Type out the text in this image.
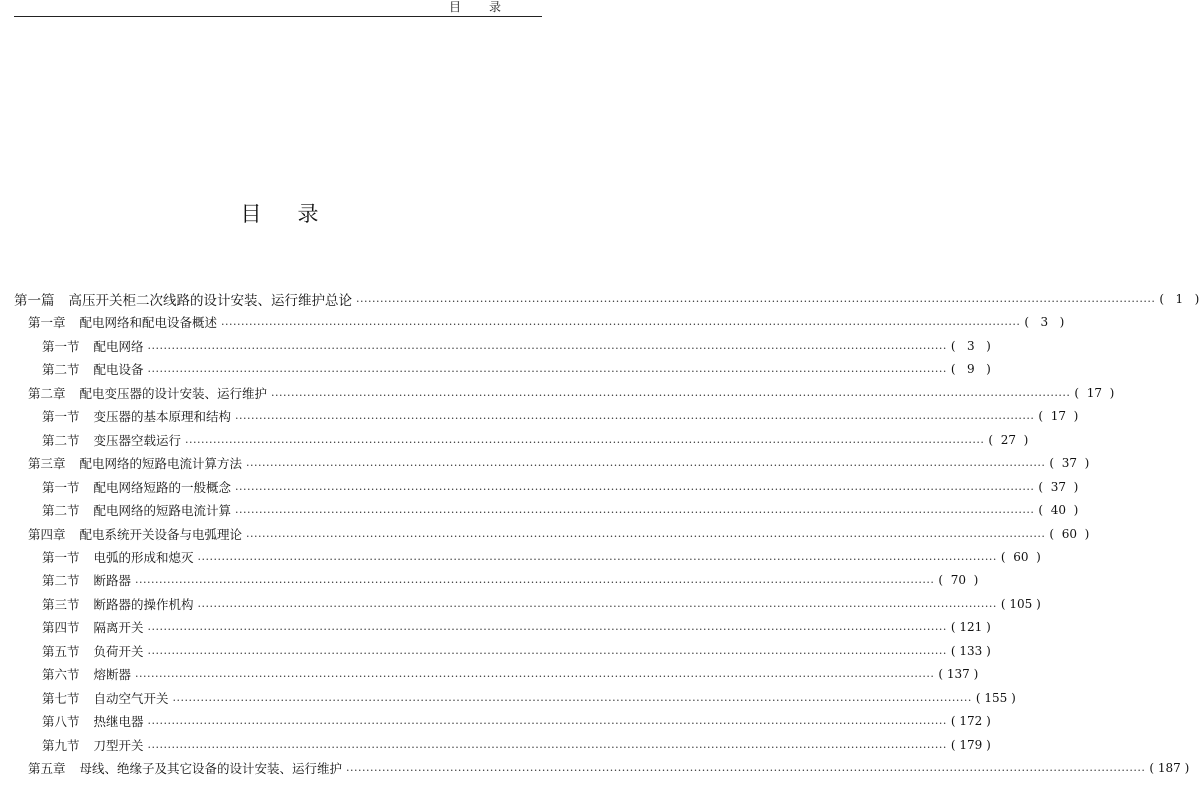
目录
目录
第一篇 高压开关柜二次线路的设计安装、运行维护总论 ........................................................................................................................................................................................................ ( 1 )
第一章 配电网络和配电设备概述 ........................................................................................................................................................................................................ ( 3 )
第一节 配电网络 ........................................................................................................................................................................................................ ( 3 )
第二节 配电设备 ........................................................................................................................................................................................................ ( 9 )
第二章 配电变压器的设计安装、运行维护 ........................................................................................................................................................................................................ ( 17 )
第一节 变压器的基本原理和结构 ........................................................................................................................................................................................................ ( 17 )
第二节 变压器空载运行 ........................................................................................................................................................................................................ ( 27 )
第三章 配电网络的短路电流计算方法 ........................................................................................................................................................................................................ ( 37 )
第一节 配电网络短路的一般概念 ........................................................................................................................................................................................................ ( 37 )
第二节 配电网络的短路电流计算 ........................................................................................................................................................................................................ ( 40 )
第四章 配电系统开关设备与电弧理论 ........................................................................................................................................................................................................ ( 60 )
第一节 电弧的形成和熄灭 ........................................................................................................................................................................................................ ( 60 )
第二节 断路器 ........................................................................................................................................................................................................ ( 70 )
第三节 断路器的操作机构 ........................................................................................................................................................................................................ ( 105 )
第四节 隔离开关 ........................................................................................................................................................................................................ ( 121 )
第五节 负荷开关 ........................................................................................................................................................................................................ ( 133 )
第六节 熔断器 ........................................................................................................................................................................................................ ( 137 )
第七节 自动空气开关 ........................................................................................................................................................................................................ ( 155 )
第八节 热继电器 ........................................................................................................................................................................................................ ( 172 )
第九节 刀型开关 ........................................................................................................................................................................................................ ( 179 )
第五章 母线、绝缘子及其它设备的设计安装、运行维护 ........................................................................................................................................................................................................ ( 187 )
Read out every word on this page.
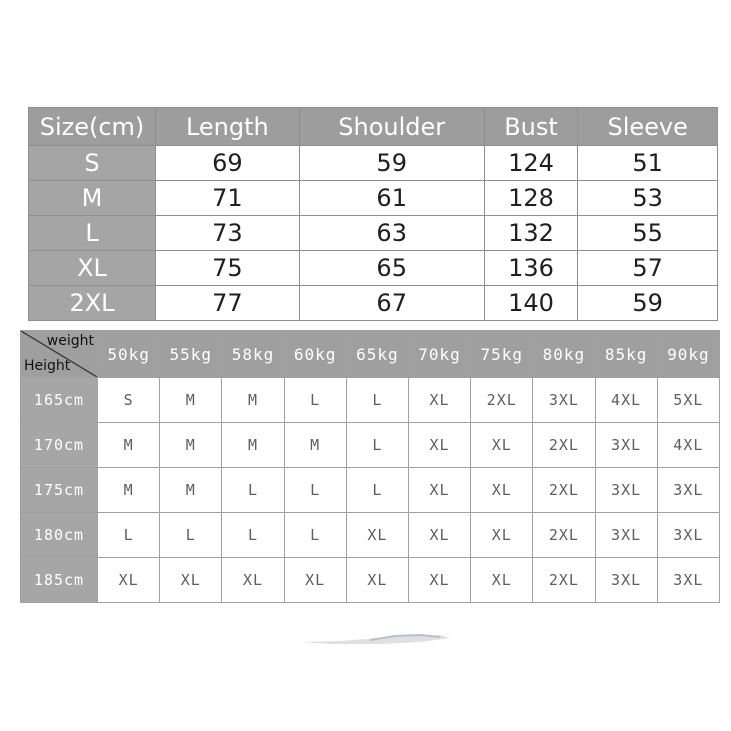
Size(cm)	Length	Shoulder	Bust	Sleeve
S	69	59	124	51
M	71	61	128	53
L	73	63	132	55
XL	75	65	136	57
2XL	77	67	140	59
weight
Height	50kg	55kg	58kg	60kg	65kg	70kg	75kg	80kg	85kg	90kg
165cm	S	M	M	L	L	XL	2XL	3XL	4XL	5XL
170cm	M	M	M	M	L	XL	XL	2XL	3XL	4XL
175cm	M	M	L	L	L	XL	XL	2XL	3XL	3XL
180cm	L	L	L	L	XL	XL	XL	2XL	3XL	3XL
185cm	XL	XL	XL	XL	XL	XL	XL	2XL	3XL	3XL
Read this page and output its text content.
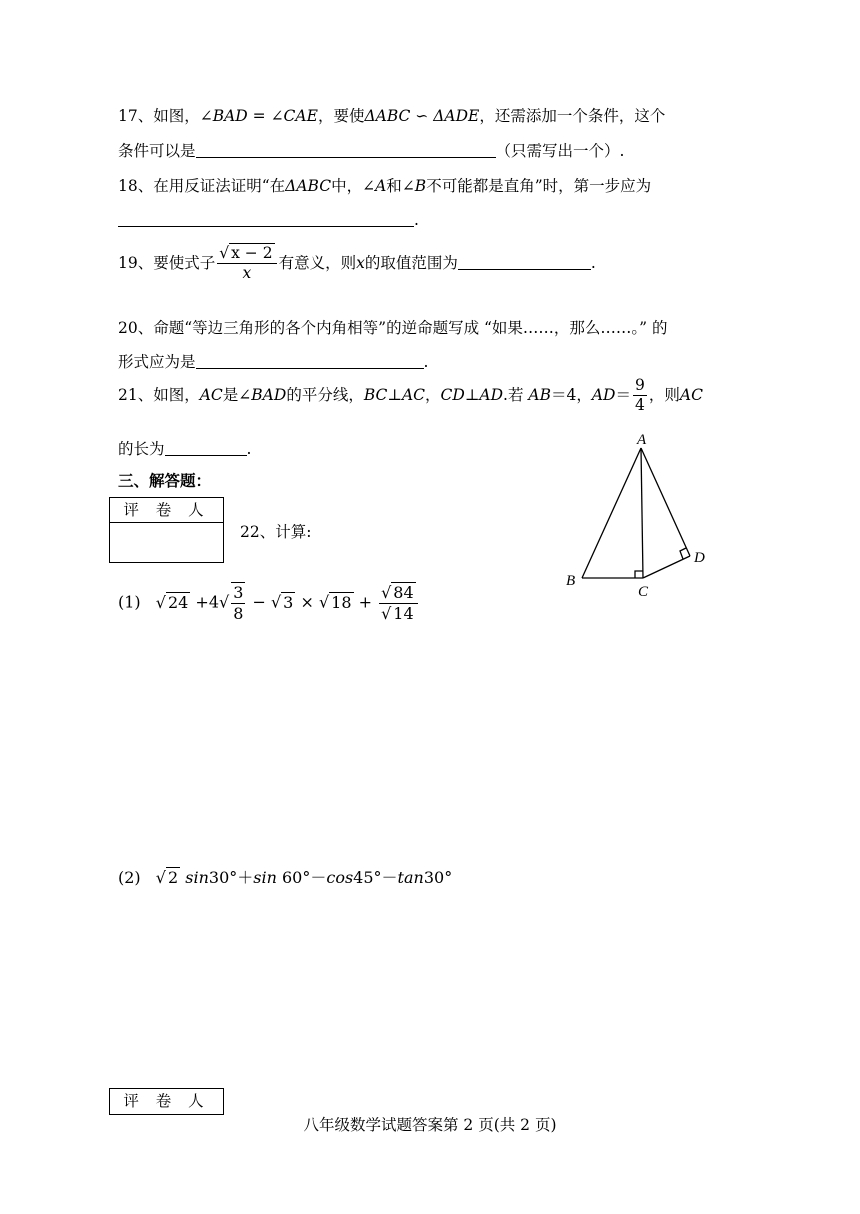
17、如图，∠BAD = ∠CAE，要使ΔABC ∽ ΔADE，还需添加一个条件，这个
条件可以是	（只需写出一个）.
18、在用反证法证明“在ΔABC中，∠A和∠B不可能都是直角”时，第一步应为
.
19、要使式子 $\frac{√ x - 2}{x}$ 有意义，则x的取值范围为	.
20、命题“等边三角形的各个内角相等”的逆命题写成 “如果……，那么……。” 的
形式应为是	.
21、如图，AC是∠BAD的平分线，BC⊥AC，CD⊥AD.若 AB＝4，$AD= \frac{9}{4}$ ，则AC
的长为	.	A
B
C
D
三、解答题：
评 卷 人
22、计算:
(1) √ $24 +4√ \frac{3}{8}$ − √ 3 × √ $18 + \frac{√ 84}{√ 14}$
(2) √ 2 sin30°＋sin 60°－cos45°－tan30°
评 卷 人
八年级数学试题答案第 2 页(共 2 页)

> **PROBLEM TO SOLVE**
Copy out the lines that hold "text".

> **FINAL RESULT**
Type out the text in this image.
Read this page and output its text content.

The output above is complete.